DATASET RECORDS:
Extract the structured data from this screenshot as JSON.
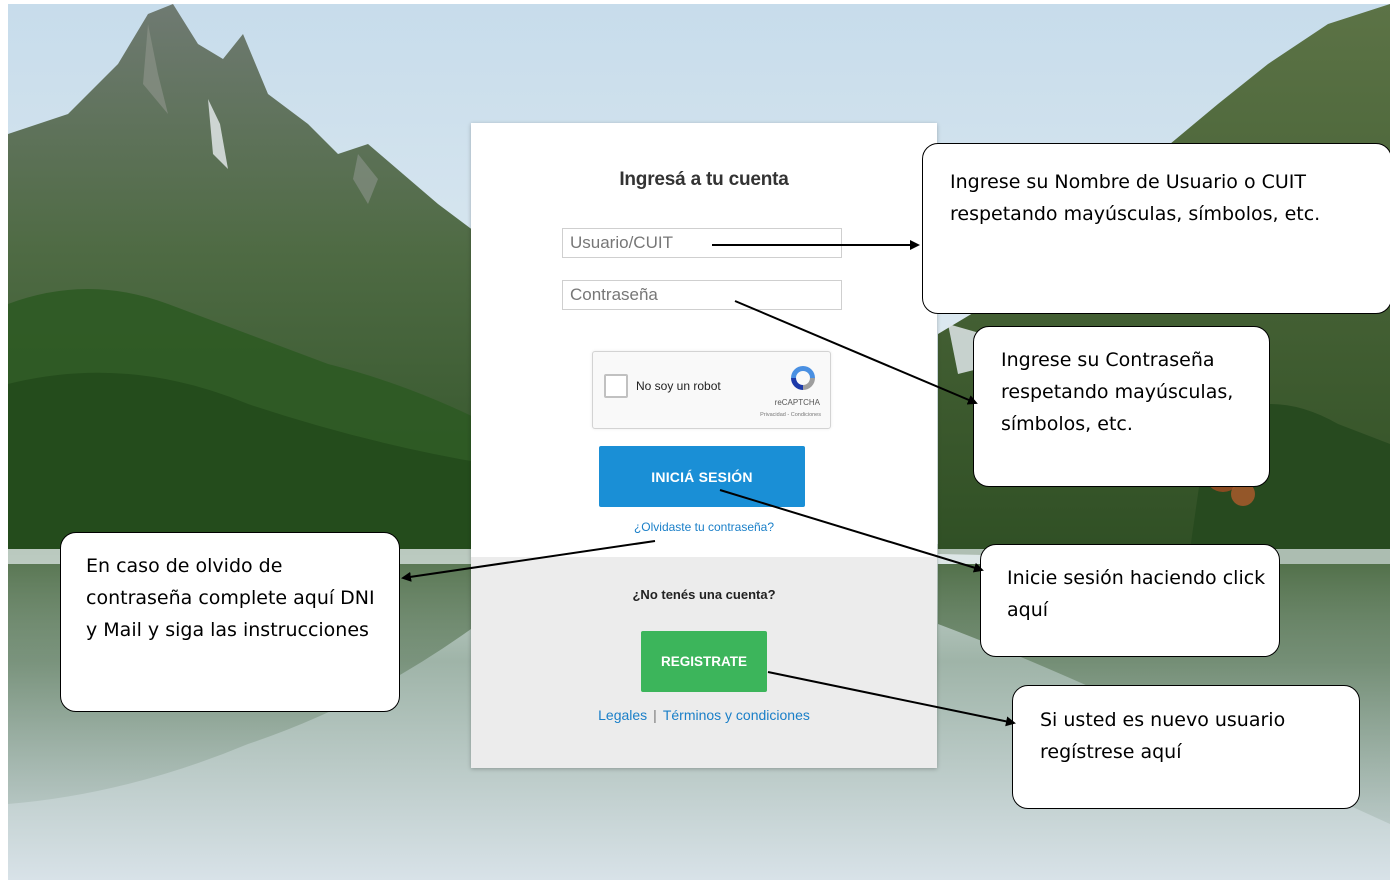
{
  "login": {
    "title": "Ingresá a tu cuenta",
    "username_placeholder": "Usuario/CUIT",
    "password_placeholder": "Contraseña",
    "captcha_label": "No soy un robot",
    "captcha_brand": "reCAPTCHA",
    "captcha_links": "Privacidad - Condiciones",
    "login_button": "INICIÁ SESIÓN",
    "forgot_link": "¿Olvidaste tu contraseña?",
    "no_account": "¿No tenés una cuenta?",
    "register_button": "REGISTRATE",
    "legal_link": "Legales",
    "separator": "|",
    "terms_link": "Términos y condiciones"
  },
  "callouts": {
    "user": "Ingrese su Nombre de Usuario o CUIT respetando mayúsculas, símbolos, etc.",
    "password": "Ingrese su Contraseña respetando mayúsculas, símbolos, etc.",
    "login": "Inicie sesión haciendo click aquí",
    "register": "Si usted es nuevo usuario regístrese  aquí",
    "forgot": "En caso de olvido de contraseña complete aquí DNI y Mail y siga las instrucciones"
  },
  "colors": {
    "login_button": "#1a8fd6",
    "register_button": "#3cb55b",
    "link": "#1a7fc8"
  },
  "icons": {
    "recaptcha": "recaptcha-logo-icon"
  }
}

WHAT NEEDS TO BE DONE:
Will you restate every entry word for word and omit the images?

OUTPUT OF THE EXERCISE:
Extract the structured data from this screenshot as JSON.
{
  "login": {
    "title": "Ingresá a tu cuenta",
    "username_placeholder": "Usuario/CUIT",
    "password_placeholder": "Contraseña",
    "captcha_label": "No soy un robot",
    "captcha_brand": "reCAPTCHA",
    "captcha_links": "Privacidad - Condiciones",
    "login_button": "INICIÁ SESIÓN",
    "forgot_link": "¿Olvidaste tu contraseña?",
    "no_account": "¿No tenés una cuenta?",
    "register_button": "REGISTRATE",
    "legal_link": "Legales",
    "separator": "|",
    "terms_link": "Términos y condiciones"
  },
  "callouts": {
    "user": "Ingrese su Nombre de Usuario o CUIT respetando mayúsculas, símbolos, etc.",
    "password": "Ingrese su Contraseña respetando mayúsculas, símbolos, etc.",
    "login": "Inicie sesión haciendo click aquí",
    "register": "Si usted es nuevo usuario regístrese  aquí",
    "forgot": "En caso de olvido de contraseña complete aquí DNI y Mail y siga las instrucciones"
  },
  "colors": {
    "login_button": "#1a8fd6",
    "register_button": "#3cb55b",
    "link": "#1a7fc8"
  },
  "icons": {
    "recaptcha": "recaptcha-logo-icon"
  }
}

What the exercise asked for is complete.